» **Quoted passage**:
● ● ● ● ● ● ●

The position reflected in Lightfoot’s sermon on 2 Peter 3:13 also appears in several places in his commentary on some New Testament books, two of which are especially instructive. In John 21:22, Jesus comments to Peter that if Jesus desires for John to remain until Jesus returns, that should be of no concern to Peter. Lightfoot notes that the return Jesus has in mind is his return to destroy the Jewish nation.[20] This is consistent with what Jesus said in Matthew 16:28—that some of the disciples standing there that day would not die until they had seen Christ come in his kingdom.[21] Lightfoot then encourages the reader to observe four items in the reading of Scripture, items that replicate hermeneutical themes from his sermon on 2 Peter 3:13.

First, the destruction of Jerusalem is frequently referred to in Scripture under the figure of the destruction of the world. The extremity of the description is fitting given that the Jews were once so dear to him” and “accounted of as much or more than the whole world beside.”[22] When Peter mentions the elements melting in 2 Peter 3:10, he is speaking of “Mosaic elements” and “only of the conflagration of Jerusalem, the destruction of the nation, and the abolishing of the dispensation of Moses.”[23] Second, the days preceding this return of Christ to judge Israel are what Scripture designates as the last days or last times.[24] This interpretation is confirmed by the apostle John in 1 John 2:18 where he indicates that there are already many antichrists in the world—a condition that signifies the presence of the last time.

Third, the days which will follow the end of the Jewish state are described as a new heavens and earth or a new creation. God had announced through Isaiah (65:17) that he would create a new heavens and earth. Lightfoot argues that the timing of the new creation is clear from the entire chapter of Isaiah 65; the new creation will occur following the cutting off of the Jews and the establishment of the “evangelical world among the Gentiles.”[25] Paul agreed with Isaiah when he wrote that old things have passed away and all things have become new (2 Cor. 5:17). John’s vision of the new heaven and new earth and Peter’s forecasting the same are all simply in fulfillment of God’s promise through Isaiah of creating a new people of God among the Gentiles via the gospel.

● ● ● ● ● ● ●

» **Extracted entries**:
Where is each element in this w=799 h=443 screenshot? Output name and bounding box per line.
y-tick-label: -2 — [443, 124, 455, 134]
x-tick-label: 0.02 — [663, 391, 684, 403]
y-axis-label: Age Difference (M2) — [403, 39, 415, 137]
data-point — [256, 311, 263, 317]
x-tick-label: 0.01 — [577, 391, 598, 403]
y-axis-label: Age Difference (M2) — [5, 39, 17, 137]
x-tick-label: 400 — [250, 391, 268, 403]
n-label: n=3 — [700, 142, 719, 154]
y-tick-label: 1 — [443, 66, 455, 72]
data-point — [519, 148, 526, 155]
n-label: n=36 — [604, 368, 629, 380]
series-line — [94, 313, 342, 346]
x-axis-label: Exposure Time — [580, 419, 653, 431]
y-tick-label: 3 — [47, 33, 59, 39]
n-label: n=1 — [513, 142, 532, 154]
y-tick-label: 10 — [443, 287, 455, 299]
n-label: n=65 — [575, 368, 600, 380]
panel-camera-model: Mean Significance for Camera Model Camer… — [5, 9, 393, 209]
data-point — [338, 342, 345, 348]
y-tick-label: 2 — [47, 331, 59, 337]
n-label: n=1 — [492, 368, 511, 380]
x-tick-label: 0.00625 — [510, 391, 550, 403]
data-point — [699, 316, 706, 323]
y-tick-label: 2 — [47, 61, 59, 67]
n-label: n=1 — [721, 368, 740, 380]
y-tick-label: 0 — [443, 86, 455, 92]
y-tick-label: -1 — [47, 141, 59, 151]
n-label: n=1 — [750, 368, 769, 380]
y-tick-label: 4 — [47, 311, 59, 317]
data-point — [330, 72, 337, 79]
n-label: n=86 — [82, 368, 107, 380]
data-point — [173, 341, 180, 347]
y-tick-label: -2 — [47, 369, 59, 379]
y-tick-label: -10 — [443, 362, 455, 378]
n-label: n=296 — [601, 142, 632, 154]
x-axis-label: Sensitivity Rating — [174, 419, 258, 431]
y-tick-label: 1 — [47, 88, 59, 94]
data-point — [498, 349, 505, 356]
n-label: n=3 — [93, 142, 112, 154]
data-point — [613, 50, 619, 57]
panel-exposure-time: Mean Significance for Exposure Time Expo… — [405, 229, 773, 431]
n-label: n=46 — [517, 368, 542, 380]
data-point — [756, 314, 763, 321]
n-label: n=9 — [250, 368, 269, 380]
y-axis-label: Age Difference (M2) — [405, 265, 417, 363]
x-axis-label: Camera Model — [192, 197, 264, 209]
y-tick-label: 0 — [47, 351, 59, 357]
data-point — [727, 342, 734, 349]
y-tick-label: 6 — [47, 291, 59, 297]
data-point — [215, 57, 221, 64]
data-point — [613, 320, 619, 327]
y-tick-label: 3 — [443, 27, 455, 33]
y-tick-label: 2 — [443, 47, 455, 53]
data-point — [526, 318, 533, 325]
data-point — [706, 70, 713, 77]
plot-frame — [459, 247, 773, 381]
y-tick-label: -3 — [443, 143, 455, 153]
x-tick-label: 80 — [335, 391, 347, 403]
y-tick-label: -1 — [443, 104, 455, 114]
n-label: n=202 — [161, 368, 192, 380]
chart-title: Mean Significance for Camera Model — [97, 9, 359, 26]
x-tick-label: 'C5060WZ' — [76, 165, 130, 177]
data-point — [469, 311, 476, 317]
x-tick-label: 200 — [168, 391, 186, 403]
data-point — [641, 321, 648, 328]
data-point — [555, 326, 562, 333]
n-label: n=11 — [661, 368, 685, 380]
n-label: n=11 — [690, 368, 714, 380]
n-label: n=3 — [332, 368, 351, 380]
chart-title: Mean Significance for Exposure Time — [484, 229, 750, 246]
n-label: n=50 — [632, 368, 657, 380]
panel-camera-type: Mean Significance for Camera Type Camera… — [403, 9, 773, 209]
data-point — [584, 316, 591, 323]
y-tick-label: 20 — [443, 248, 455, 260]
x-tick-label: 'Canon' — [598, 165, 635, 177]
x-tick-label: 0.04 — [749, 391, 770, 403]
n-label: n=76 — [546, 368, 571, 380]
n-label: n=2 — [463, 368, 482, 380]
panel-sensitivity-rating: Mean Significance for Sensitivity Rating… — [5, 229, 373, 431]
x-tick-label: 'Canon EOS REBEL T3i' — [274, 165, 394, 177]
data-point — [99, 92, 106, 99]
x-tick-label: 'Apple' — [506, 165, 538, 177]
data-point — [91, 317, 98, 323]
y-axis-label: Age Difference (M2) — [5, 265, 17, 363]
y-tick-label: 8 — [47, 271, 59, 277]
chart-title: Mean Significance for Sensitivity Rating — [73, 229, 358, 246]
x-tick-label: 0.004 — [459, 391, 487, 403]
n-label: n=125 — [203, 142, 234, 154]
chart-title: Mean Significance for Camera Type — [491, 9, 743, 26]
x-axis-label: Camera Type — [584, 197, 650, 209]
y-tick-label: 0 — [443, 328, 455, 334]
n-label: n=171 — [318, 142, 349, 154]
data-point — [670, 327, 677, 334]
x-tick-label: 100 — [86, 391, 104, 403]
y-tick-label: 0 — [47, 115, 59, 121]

● ● ● ● ● ● ●

» **What the exercise asks**: Please answer from the Lightfoot passage: in John 21:22, what return of Jesus does Lightfoot say is meant?

» **Answer below**: His return to destroy the Jewish nation.